**Extrait à lire**

Dans cette rencontre, Bernard de Montréal établit une distinction fondamentale entre l’intelligence réelle et l’intelligence ambiante. L’intelligence ambiante correspond à l’ensemble des pensées, influences et pressions télépathiques qui circulent dans l’atmosphère psychique collective et conditionnent l’homme à son insu.
La véritable liberté ne consiste pas à choisir parmi ces influences, mais à ne plus y être soumis. Être libre, selon Bernard, signifie être vide de la télépathie ambiante, ne plus avoir à apprendre de personne, et fonctionner directement à partir de sa propre intelligence réelle.
Il explique que l’homme oscille entre une conscience sensorielle et une conscience astrale, toutes deux liées à la réaction, à l’apprentissage et à la dépendance. L’accès à la conscience éthérique devient possible lorsque l’homme est éveillé, conscient de ce qui le traverse, et suffisamment centré pour ne plus être influencé.

**Données enregistrées**
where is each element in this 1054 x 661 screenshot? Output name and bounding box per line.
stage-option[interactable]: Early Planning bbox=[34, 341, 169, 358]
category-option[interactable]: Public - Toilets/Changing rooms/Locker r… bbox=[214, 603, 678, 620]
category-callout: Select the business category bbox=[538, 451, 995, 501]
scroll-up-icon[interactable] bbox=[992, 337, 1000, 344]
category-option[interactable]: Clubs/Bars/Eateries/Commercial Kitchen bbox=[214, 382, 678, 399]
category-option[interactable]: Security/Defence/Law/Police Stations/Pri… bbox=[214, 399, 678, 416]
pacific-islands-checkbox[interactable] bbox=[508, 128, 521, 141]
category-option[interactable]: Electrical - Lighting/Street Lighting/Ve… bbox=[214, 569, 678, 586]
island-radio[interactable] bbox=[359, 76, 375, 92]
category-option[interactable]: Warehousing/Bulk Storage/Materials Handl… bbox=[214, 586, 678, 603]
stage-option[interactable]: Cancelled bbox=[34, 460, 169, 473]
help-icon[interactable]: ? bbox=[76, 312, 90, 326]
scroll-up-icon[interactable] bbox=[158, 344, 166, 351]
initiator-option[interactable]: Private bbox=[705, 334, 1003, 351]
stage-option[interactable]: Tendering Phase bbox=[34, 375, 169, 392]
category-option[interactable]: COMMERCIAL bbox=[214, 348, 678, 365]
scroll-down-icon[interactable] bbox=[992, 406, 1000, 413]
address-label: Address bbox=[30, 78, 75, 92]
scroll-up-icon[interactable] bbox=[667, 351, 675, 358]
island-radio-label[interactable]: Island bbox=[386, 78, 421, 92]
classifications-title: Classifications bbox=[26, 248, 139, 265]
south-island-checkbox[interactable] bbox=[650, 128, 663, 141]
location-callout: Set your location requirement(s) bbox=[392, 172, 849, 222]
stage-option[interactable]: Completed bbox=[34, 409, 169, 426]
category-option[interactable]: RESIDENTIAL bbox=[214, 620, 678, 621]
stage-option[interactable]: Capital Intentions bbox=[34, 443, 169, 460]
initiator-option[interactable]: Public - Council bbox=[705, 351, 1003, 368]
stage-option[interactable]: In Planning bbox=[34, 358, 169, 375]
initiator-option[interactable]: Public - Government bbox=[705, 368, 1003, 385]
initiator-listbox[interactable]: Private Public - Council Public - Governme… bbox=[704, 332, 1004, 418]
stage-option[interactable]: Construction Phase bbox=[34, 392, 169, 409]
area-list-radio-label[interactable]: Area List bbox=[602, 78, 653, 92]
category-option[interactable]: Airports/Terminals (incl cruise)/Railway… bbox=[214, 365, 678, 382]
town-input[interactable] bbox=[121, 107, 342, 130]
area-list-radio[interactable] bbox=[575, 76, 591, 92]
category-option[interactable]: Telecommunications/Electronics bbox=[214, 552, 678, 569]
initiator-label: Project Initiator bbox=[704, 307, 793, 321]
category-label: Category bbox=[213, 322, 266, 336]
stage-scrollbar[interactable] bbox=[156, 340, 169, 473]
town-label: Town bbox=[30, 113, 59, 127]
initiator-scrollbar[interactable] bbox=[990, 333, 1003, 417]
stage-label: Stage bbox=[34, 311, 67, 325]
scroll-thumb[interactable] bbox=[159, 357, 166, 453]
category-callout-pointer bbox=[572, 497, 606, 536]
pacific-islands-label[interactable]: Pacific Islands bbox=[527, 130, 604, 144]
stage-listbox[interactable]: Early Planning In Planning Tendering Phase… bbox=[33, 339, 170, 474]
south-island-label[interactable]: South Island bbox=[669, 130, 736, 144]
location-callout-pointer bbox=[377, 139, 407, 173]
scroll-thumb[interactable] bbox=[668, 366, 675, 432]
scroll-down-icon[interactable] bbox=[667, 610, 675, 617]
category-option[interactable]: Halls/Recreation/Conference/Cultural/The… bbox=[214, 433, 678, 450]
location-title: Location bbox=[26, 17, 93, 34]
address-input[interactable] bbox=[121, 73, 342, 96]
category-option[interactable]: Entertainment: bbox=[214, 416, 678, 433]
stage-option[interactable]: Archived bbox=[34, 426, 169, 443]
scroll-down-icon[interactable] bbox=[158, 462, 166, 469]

**Série d'exercices**
**1.** Transcrivez l'extrait sur l'intelligence réelle en commençant aux mots "Dans cette rencontre, Bernard" et en vous arrêtant après les mots "propre intelligence réelle.".
**2.** Poursuivez l'extrait sur l'intelligence réelle et l'intelligence ambiante à partir de sa dernière phrase.
Les données ci-dessus forment un matériau distinct de l'extrait.

**Réponses par exercice**
**1.**
Dans cette rencontre, Bernard de Montréal établit une distinction fondamentale entre l’intelligence réelle et l’intelligence ambiante. L’intelligence ambiante correspond à l’ensemble des pensées, influences et pressions télépathiques qui circulent dans l’atmosphère psychique collective et conditionnent l’homme à son insu.
La véritable liberté ne consiste pas à choisir parmi ces influences, mais à ne plus y être soumis. Être libre, selon Bernard, signifie être vide de la télépathie ambiante, ne plus avoir à apprendre de personne, et fonctionner directement à partir de sa propre intelligence réelle.

**2.**
Bernard insiste sur la découverte de l’intérêt vital, souvent étouffé par les responsabilités sociales, familiales ou professionnelles. Tant que l’homme vit sous la pression de ces influences extérieures, il se coupe de sa créativité et de sa joie réelle.
La reconnaissance de l’intelligence réelle permet alors de se libérer des problèmes, non en les résolvant psychologiquement, mais en cessant de leur donner une valeur mentale. L’homme devient créatif, heureux et autonome parce qu’il agit à partir de son centre intelligent.